▶ _Listed entries_:

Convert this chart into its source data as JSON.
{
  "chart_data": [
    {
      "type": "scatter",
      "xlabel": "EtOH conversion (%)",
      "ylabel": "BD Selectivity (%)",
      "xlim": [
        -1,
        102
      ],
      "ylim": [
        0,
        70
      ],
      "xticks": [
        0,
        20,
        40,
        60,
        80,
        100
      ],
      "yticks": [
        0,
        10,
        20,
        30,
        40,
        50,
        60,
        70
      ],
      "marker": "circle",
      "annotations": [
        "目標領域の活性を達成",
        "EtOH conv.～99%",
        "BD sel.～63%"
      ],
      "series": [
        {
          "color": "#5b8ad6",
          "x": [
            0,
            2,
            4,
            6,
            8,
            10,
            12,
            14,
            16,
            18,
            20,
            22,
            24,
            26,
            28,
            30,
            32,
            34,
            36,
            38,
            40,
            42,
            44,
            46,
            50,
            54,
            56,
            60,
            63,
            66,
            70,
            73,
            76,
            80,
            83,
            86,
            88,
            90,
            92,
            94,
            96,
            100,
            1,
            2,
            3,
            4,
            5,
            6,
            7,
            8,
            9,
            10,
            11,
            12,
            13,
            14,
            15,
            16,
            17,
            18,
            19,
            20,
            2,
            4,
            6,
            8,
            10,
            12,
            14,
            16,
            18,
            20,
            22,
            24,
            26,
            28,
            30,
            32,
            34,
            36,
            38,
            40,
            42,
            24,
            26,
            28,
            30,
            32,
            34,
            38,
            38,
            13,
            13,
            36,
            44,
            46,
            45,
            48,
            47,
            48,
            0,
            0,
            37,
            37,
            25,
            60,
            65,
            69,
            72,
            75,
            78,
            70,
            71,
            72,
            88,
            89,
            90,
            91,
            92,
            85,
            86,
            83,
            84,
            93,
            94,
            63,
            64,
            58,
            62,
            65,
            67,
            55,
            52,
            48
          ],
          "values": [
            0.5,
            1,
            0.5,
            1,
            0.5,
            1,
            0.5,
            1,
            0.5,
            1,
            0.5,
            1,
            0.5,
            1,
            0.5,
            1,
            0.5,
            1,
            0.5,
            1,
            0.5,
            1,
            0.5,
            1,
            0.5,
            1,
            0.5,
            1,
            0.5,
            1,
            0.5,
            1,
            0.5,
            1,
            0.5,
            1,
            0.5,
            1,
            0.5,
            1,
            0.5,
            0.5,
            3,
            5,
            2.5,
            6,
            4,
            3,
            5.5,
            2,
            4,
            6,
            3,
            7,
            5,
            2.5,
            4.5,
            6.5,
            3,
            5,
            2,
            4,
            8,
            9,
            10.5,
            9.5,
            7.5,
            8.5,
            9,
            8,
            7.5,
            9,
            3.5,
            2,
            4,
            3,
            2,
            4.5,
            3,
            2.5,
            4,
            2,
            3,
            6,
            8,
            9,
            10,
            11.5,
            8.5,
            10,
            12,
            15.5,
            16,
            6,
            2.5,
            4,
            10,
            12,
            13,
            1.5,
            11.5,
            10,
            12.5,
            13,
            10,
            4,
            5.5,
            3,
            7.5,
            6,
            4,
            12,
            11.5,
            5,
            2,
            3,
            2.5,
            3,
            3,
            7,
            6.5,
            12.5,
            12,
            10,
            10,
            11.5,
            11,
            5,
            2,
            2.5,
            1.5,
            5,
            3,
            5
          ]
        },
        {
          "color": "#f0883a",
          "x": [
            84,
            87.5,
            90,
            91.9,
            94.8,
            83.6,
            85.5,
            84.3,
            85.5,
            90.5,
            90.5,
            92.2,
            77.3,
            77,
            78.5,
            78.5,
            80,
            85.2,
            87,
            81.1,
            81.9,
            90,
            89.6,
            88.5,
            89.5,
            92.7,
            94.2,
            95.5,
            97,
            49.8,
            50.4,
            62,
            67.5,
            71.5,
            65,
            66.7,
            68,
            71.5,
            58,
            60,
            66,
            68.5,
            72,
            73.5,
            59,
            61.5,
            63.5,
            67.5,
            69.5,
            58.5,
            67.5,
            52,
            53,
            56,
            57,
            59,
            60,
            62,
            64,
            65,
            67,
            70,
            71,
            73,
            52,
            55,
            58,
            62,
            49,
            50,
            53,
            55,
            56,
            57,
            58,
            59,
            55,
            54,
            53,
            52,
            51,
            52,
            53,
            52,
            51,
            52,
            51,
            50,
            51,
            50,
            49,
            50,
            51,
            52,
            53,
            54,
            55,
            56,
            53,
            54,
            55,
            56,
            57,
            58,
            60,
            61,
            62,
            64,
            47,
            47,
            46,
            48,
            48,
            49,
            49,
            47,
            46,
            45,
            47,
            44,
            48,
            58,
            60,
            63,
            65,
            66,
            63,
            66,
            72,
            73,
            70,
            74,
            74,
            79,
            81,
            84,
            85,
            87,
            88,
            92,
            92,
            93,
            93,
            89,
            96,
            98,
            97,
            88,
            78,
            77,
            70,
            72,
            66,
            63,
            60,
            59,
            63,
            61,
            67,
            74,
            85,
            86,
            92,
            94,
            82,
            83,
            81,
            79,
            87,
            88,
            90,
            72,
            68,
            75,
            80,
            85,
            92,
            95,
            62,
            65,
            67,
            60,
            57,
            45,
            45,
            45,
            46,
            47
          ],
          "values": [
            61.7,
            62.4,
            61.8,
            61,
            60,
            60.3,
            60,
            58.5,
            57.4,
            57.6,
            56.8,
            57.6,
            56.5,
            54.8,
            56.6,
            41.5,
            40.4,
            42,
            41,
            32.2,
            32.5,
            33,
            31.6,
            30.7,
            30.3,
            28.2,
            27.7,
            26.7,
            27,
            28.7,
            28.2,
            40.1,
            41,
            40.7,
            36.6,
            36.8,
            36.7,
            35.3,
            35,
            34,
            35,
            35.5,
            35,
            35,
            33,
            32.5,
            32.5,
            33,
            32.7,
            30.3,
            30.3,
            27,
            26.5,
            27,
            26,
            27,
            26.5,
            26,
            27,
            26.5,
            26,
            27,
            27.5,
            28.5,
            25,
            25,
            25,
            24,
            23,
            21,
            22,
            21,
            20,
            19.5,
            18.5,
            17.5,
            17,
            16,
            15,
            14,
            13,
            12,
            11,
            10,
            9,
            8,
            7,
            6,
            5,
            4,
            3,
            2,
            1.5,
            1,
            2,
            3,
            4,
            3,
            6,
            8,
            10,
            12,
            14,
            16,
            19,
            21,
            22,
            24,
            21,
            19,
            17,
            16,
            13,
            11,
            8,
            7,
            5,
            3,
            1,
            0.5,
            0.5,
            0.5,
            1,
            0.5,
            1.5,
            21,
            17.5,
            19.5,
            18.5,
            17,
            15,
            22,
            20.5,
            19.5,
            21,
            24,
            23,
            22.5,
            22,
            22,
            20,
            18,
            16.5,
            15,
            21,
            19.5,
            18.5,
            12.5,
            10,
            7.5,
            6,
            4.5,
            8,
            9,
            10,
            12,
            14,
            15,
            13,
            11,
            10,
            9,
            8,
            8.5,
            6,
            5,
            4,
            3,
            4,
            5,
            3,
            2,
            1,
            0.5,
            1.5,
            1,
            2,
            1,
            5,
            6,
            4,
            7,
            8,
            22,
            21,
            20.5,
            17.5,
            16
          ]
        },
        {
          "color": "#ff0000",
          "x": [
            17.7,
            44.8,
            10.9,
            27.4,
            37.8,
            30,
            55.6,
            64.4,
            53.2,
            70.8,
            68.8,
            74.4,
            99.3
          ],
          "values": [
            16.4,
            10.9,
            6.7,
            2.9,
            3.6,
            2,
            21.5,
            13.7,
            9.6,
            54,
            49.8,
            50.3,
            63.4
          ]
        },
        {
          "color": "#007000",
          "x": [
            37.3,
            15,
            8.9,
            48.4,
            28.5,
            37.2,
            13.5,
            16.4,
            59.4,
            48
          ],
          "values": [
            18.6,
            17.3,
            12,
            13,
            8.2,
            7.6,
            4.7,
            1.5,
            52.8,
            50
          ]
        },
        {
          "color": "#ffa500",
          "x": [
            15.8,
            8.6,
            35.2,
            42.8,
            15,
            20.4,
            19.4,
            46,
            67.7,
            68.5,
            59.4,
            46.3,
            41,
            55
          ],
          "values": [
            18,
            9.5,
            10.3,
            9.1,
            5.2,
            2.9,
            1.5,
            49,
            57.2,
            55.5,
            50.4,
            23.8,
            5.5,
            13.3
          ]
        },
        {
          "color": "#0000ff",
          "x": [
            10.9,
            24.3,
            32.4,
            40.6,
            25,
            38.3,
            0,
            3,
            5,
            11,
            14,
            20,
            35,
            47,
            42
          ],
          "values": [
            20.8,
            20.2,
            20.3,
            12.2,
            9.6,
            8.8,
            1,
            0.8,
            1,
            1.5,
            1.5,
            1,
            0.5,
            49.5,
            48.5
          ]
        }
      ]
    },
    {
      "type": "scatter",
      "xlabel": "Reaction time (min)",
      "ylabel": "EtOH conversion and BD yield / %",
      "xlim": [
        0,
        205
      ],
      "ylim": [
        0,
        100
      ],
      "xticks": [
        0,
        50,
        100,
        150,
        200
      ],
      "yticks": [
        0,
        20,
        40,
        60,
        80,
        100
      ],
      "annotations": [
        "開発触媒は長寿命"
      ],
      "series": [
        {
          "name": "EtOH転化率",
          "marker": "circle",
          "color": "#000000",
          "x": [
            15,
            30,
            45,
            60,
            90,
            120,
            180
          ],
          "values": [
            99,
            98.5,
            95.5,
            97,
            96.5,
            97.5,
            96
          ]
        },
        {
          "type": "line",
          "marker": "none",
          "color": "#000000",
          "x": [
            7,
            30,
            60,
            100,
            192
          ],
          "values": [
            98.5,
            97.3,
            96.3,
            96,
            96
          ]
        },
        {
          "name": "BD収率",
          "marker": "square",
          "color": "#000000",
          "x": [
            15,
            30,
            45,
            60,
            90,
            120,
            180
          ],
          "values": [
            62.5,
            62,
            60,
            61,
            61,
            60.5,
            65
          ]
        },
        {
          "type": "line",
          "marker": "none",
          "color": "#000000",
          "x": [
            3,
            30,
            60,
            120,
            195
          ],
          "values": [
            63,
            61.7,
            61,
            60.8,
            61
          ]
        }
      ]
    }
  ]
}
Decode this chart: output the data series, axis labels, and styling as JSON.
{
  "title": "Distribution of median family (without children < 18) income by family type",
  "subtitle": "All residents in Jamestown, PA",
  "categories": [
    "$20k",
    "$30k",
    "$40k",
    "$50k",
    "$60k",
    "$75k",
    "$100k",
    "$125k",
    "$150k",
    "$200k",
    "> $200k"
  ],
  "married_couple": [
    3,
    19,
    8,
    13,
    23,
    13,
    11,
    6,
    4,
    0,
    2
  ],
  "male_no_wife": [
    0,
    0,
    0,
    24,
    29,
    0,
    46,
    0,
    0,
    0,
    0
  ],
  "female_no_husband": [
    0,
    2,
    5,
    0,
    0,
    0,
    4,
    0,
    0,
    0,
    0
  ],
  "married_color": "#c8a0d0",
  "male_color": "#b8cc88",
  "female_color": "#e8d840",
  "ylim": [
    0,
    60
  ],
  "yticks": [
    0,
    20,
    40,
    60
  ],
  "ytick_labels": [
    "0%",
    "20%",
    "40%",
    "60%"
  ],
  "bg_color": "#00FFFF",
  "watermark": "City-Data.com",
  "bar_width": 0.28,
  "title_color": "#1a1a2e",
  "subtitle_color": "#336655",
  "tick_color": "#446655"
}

▶ _Exercise prompt_: Retype nothing except the lines from the line holding "Decode this chart: output" through the last line of the entries, both included.

▶ _Result of this task_:
Decode this chart: output the data series, axis labels, and styling as JSON.
{
  "title": "Distribution of median family (without children < 18) income by family type",
  "subtitle": "All residents in Jamestown, PA",
  "categories": [
    "$20k",
    "$30k",
    "$40k",
    "$50k",
    "$60k",
    "$75k",
    "$100k",
    "$125k",
    "$150k",
    "$200k",
    "> $200k"
  ],
  "married_couple": [
    3,
    19,
    8,
    13,
    23,
    13,
    11,
    6,
    4,
    0,
    2
  ],
  "male_no_wife": [
    0,
    0,
    0,
    24,
    29,
    0,
    46,
    0,
    0,
    0,
    0
  ],
  "female_no_husband": [
    0,
    2,
    5,
    0,
    0,
    0,
    4,
    0,
    0,
    0,
    0
  ],
  "married_color": "#c8a0d0",
  "male_color": "#b8cc88",
  "female_color": "#e8d840",
  "ylim": [
    0,
    60
  ],
  "yticks": [
    0,
    20,
    40,
    60
  ],
  "ytick_labels": [
    "0%",
    "20%",
    "40%",
    "60%"
  ],
  "bg_color": "#00FFFF",
  "watermark": "City-Data.com",
  "bar_width": 0.28,
  "title_color": "#1a1a2e",
  "subtitle_color": "#336655",
  "tick_color": "#446655"
}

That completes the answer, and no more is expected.